Data records:

****

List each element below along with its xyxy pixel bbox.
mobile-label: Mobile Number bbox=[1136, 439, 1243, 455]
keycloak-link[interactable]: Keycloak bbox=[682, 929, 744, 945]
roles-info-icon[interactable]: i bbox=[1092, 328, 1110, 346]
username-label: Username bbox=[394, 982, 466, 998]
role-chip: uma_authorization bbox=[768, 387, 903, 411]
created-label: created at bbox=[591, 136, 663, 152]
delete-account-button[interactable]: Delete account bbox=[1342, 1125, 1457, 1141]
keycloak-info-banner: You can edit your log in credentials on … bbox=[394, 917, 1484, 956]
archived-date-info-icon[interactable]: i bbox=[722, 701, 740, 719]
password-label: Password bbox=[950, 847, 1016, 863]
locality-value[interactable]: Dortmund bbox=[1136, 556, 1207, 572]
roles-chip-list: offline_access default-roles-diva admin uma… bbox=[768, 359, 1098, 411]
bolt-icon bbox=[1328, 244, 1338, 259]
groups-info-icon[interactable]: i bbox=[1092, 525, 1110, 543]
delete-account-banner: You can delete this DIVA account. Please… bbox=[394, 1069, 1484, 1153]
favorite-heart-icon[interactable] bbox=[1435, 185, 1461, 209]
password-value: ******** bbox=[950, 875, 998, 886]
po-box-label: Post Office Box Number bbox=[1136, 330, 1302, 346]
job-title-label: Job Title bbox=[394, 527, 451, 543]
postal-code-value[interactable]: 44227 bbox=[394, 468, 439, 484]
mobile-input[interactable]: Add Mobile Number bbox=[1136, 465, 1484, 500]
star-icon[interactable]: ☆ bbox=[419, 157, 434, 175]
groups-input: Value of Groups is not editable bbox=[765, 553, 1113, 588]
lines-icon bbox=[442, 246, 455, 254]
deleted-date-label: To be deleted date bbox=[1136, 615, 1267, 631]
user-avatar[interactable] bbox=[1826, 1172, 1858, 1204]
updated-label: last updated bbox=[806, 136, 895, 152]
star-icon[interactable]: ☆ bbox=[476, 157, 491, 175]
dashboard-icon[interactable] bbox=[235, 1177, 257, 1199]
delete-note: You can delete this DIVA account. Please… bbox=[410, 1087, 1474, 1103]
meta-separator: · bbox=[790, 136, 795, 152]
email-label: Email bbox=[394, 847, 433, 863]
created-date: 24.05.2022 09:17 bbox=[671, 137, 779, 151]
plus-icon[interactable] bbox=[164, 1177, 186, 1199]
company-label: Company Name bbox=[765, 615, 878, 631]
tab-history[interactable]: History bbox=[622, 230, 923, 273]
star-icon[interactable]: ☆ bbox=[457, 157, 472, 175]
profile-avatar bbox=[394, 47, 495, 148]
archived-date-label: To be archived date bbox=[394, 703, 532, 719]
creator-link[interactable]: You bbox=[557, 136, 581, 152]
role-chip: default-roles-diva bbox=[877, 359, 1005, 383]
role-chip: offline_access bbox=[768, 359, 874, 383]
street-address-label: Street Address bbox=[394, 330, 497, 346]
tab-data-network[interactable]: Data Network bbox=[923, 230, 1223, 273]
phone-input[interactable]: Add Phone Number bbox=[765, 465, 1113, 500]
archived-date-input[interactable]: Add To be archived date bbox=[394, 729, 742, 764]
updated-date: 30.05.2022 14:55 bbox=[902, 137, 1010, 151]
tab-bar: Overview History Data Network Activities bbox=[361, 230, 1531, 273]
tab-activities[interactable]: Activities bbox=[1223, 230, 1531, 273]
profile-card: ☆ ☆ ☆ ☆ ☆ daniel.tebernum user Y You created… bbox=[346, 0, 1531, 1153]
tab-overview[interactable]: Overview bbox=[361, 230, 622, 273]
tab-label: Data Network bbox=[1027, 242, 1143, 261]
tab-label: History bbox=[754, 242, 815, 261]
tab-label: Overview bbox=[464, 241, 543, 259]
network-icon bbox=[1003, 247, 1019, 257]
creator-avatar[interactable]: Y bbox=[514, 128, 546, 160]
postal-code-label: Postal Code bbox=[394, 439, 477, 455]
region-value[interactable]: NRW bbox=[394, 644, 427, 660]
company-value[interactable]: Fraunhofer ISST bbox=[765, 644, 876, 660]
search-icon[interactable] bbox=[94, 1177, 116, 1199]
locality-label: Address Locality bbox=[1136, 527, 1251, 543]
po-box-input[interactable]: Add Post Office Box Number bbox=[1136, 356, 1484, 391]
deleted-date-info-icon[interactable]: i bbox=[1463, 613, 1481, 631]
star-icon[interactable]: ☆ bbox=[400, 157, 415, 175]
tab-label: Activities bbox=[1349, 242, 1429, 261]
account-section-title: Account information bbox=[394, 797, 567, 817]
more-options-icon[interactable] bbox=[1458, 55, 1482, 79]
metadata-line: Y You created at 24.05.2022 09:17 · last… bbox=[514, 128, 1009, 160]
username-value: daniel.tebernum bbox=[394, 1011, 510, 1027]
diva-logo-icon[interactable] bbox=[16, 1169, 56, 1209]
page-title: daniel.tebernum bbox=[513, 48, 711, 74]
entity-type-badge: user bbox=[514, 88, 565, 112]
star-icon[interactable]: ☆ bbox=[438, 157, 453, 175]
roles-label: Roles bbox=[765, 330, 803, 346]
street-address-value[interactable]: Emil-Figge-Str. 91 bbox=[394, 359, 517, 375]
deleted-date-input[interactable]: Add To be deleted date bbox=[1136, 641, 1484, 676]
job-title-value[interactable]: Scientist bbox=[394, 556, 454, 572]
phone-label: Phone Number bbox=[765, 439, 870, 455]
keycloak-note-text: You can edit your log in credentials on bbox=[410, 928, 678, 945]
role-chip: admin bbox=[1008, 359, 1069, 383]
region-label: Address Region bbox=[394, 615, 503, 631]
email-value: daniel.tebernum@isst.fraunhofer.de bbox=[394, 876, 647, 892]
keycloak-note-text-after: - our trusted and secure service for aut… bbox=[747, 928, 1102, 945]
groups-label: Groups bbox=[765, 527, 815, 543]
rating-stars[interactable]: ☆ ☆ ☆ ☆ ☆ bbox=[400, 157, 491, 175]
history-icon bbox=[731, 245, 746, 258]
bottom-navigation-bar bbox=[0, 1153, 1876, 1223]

****

PROBLEM DETAILS: Rewrite the data records with every "Mobile Number" changed to "Mobile Phone" and everything else left unchanged.

EXERCISE OUTPUT:
List each element below along with its xyxy pixel bbox.
mobile-label: Mobile Phone bbox=[1136, 439, 1243, 455]
keycloak-link[interactable]: Keycloak bbox=[682, 929, 744, 945]
roles-info-icon[interactable]: i bbox=[1092, 328, 1110, 346]
username-label: Username bbox=[394, 982, 466, 998]
role-chip: uma_authorization bbox=[768, 387, 903, 411]
created-label: created at bbox=[591, 136, 663, 152]
delete-account-button[interactable]: Delete account bbox=[1342, 1125, 1457, 1141]
keycloak-info-banner: You can edit your log in credentials on … bbox=[394, 917, 1484, 956]
archived-date-info-icon[interactable]: i bbox=[722, 701, 740, 719]
password-label: Password bbox=[950, 847, 1016, 863]
locality-value[interactable]: Dortmund bbox=[1136, 556, 1207, 572]
roles-chip-list: offline_access default-roles-diva admin uma… bbox=[768, 359, 1098, 411]
bolt-icon bbox=[1328, 244, 1338, 259]
groups-info-icon[interactable]: i bbox=[1092, 525, 1110, 543]
delete-account-banner: You can delete this DIVA account. Please… bbox=[394, 1069, 1484, 1153]
favorite-heart-icon[interactable] bbox=[1435, 185, 1461, 209]
password-value: ******** bbox=[950, 875, 998, 886]
po-box-label: Post Office Box Number bbox=[1136, 330, 1302, 346]
job-title-label: Job Title bbox=[394, 527, 451, 543]
postal-code-value[interactable]: 44227 bbox=[394, 468, 439, 484]
mobile-input[interactable]: Add Mobile Phone bbox=[1136, 465, 1484, 500]
star-icon[interactable]: ☆ bbox=[419, 157, 434, 175]
groups-input: Value of Groups is not editable bbox=[765, 553, 1113, 588]
lines-icon bbox=[442, 246, 455, 254]
deleted-date-label: To be deleted date bbox=[1136, 615, 1267, 631]
user-avatar[interactable] bbox=[1826, 1172, 1858, 1204]
updated-label: last updated bbox=[806, 136, 895, 152]
star-icon[interactable]: ☆ bbox=[476, 157, 491, 175]
dashboard-icon[interactable] bbox=[235, 1177, 257, 1199]
delete-note: You can delete this DIVA account. Please… bbox=[410, 1087, 1474, 1103]
meta-separator: · bbox=[790, 136, 795, 152]
email-label: Email bbox=[394, 847, 433, 863]
created-date: 24.05.2022 09:17 bbox=[671, 137, 779, 151]
plus-icon[interactable] bbox=[164, 1177, 186, 1199]
company-label: Company Name bbox=[765, 615, 878, 631]
tab-history[interactable]: History bbox=[622, 230, 923, 273]
star-icon[interactable]: ☆ bbox=[457, 157, 472, 175]
profile-avatar bbox=[394, 47, 495, 148]
archived-date-label: To be archived date bbox=[394, 703, 532, 719]
creator-link[interactable]: You bbox=[557, 136, 581, 152]
role-chip: default-roles-diva bbox=[877, 359, 1005, 383]
role-chip: offline_access bbox=[768, 359, 874, 383]
street-address-label: Street Address bbox=[394, 330, 497, 346]
tab-data-network[interactable]: Data Network bbox=[923, 230, 1223, 273]
phone-input[interactable]: Add Phone Number bbox=[765, 465, 1113, 500]
archived-date-input[interactable]: Add To be archived date bbox=[394, 729, 742, 764]
updated-date: 30.05.2022 14:55 bbox=[902, 137, 1010, 151]
tab-bar: Overview History Data Network Activities bbox=[361, 230, 1531, 273]
tab-activities[interactable]: Activities bbox=[1223, 230, 1531, 273]
profile-card: ☆ ☆ ☆ ☆ ☆ daniel.tebernum user Y You created… bbox=[346, 0, 1531, 1153]
tab-overview[interactable]: Overview bbox=[361, 230, 622, 273]
tab-label: Data Network bbox=[1027, 242, 1143, 261]
tab-label: History bbox=[754, 242, 815, 261]
tab-label: Overview bbox=[464, 241, 543, 259]
network-icon bbox=[1003, 247, 1019, 257]
creator-avatar[interactable]: Y bbox=[514, 128, 546, 160]
postal-code-label: Postal Code bbox=[394, 439, 477, 455]
region-value[interactable]: NRW bbox=[394, 644, 427, 660]
company-value[interactable]: Fraunhofer ISST bbox=[765, 644, 876, 660]
search-icon[interactable] bbox=[94, 1177, 116, 1199]
locality-label: Address Locality bbox=[1136, 527, 1251, 543]
po-box-input[interactable]: Add Post Office Box Number bbox=[1136, 356, 1484, 391]
deleted-date-info-icon[interactable]: i bbox=[1463, 613, 1481, 631]
star-icon[interactable]: ☆ bbox=[400, 157, 415, 175]
tab-label: Activities bbox=[1349, 242, 1429, 261]
account-section-title: Account information bbox=[394, 797, 567, 817]
more-options-icon[interactable] bbox=[1458, 55, 1482, 79]
metadata-line: Y You created at 24.05.2022 09:17 · last… bbox=[514, 128, 1009, 160]
username-value: daniel.tebernum bbox=[394, 1011, 510, 1027]
diva-logo-icon[interactable] bbox=[16, 1169, 56, 1209]
page-title: daniel.tebernum bbox=[513, 48, 711, 74]
entity-type-badge: user bbox=[514, 88, 565, 112]
star-icon[interactable]: ☆ bbox=[438, 157, 453, 175]
roles-label: Roles bbox=[765, 330, 803, 346]
street-address-value[interactable]: Emil-Figge-Str. 91 bbox=[394, 359, 517, 375]
deleted-date-input[interactable]: Add To be deleted date bbox=[1136, 641, 1484, 676]
job-title-value[interactable]: Scientist bbox=[394, 556, 454, 572]
phone-label: Phone Number bbox=[765, 439, 870, 455]
keycloak-note-text: You can edit your log in credentials on bbox=[410, 928, 678, 945]
role-chip: admin bbox=[1008, 359, 1069, 383]
region-label: Address Region bbox=[394, 615, 503, 631]
email-value: daniel.tebernum@isst.fraunhofer.de bbox=[394, 876, 647, 892]
keycloak-note-text-after: - our trusted and secure service for aut… bbox=[747, 928, 1102, 945]
groups-label: Groups bbox=[765, 527, 815, 543]
rating-stars[interactable]: ☆ ☆ ☆ ☆ ☆ bbox=[400, 157, 491, 175]
history-icon bbox=[731, 245, 746, 258]
bottom-navigation-bar bbox=[0, 1153, 1876, 1223]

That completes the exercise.